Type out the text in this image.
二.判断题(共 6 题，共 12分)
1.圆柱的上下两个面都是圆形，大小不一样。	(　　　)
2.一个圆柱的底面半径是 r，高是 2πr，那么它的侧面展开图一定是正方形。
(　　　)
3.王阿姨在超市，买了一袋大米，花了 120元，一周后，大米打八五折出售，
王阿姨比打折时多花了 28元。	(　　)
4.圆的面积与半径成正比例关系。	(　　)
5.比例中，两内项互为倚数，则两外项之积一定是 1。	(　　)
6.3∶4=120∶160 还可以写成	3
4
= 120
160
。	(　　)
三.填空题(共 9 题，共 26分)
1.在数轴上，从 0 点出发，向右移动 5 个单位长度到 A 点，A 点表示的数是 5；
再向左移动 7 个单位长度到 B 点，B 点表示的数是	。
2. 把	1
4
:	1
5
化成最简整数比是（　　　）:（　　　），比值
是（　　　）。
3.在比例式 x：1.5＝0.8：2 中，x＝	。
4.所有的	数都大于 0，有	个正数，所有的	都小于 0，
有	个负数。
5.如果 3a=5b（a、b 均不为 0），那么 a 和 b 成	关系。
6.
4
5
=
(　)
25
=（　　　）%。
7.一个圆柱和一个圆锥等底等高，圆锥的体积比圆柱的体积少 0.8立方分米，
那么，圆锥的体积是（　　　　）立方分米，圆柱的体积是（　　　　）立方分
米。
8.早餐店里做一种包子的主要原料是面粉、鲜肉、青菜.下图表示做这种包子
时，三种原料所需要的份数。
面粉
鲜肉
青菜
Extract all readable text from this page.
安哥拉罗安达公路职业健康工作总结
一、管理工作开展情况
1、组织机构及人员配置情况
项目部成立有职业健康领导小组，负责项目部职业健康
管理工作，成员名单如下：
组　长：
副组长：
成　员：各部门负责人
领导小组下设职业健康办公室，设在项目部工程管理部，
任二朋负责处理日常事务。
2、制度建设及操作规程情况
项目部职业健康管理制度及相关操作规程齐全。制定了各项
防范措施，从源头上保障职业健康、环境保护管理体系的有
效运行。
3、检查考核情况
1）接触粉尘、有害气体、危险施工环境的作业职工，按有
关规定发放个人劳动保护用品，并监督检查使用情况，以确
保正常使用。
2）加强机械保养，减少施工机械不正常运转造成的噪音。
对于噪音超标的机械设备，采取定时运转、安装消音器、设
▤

::::::::::

• **Task details**
Gather all the lines that include the word "点表示的数是" and copy them out.

• **Response below**
1.在数轴上，从 0 点出发，向右移动 5 个单位长度到 A 点，A 点表示的数是 5；
再向左移动 7 个单位长度到 B 点，B 点表示的数是	。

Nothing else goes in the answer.